### Exercise aim
Below are records. Copy every line with "tick" in it.

(Saved entries)
= = = = =

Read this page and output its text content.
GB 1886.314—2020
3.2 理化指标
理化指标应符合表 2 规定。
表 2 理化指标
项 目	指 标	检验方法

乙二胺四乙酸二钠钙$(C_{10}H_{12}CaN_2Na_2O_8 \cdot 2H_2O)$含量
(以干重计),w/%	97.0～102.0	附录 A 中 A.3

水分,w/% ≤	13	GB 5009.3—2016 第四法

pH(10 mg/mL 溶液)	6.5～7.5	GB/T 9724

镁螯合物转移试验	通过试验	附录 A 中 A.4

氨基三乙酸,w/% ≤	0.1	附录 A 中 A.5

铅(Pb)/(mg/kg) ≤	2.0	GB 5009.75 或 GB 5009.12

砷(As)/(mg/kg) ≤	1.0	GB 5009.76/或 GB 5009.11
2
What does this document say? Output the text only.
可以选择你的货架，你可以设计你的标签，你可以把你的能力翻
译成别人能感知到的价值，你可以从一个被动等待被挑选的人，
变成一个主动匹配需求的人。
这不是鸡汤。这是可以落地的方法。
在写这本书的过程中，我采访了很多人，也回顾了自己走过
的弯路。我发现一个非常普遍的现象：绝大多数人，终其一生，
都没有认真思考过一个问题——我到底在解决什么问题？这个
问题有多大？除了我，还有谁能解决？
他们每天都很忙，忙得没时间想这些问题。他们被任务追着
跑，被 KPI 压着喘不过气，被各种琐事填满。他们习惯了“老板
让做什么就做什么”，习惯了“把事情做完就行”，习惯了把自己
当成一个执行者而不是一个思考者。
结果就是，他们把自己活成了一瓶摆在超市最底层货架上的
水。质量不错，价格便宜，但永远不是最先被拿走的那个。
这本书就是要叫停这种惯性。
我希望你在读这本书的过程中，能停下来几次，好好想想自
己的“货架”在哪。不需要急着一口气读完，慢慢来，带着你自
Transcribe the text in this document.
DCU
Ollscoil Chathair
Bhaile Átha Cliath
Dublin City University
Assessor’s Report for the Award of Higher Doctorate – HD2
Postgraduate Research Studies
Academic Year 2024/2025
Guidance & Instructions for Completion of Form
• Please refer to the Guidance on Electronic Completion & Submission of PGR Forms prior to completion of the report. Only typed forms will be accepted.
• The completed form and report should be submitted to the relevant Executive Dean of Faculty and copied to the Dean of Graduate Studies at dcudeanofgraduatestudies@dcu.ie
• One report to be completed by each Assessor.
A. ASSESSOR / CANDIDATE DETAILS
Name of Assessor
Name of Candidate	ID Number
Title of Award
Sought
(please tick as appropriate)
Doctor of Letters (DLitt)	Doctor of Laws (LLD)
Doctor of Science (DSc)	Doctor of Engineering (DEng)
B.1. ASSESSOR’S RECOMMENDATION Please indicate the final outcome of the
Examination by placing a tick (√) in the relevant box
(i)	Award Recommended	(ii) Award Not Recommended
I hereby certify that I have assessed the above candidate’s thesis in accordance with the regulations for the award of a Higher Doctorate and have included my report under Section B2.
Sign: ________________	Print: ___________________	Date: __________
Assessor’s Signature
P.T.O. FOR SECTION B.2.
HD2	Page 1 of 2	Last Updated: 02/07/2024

= = = = =

### Final result
(please tick as appropriate)
Examination by placing a tick (√) in the relevant box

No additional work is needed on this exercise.